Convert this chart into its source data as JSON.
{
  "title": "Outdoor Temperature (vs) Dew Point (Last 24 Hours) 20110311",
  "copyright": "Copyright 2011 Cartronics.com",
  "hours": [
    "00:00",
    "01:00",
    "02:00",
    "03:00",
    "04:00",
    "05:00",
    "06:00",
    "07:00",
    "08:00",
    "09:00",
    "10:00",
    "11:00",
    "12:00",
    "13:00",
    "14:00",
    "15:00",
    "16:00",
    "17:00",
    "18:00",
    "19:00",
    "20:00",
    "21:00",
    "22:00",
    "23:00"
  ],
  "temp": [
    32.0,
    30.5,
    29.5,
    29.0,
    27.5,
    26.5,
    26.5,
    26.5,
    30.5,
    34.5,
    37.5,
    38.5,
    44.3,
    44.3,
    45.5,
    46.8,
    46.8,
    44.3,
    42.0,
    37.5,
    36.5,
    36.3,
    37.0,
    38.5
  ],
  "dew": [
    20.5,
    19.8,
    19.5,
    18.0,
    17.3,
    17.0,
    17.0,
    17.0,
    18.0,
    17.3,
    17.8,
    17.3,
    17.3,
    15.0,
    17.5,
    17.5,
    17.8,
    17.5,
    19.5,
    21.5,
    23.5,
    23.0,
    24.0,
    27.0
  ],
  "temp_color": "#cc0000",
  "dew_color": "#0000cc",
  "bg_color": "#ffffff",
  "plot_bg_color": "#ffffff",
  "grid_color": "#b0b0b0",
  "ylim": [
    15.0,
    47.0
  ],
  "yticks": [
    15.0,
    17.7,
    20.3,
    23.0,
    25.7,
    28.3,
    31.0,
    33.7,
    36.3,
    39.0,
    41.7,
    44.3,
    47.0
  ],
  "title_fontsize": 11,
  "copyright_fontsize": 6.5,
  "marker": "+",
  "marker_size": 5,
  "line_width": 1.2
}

────────

» **GOAL**
Repeat the records above in full, character for character.

» **SOLUTION FOR THIS TASK**
Convert this chart into its source data as JSON.
{
  "title": "Outdoor Temperature (vs) Dew Point (Last 24 Hours) 20110311",
  "copyright": "Copyright 2011 Cartronics.com",
  "hours": [
    "00:00",
    "01:00",
    "02:00",
    "03:00",
    "04:00",
    "05:00",
    "06:00",
    "07:00",
    "08:00",
    "09:00",
    "10:00",
    "11:00",
    "12:00",
    "13:00",
    "14:00",
    "15:00",
    "16:00",
    "17:00",
    "18:00",
    "19:00",
    "20:00",
    "21:00",
    "22:00",
    "23:00"
  ],
  "temp": [
    32.0,
    30.5,
    29.5,
    29.0,
    27.5,
    26.5,
    26.5,
    26.5,
    30.5,
    34.5,
    37.5,
    38.5,
    44.3,
    44.3,
    45.5,
    46.8,
    46.8,
    44.3,
    42.0,
    37.5,
    36.5,
    36.3,
    37.0,
    38.5
  ],
  "dew": [
    20.5,
    19.8,
    19.5,
    18.0,
    17.3,
    17.0,
    17.0,
    17.0,
    18.0,
    17.3,
    17.8,
    17.3,
    17.3,
    15.0,
    17.5,
    17.5,
    17.8,
    17.5,
    19.5,
    21.5,
    23.5,
    23.0,
    24.0,
    27.0
  ],
  "temp_color": "#cc0000",
  "dew_color": "#0000cc",
  "bg_color": "#ffffff",
  "plot_bg_color": "#ffffff",
  "grid_color": "#b0b0b0",
  "ylim": [
    15.0,
    47.0
  ],
  "yticks": [
    15.0,
    17.7,
    20.3,
    23.0,
    25.7,
    28.3,
    31.0,
    33.7,
    36.3,
    39.0,
    41.7,
    44.3,
    47.0
  ],
  "title_fontsize": 11,
  "copyright_fontsize": 6.5,
  "marker": "+",
  "marker_size": 5,
  "line_width": 1.2
}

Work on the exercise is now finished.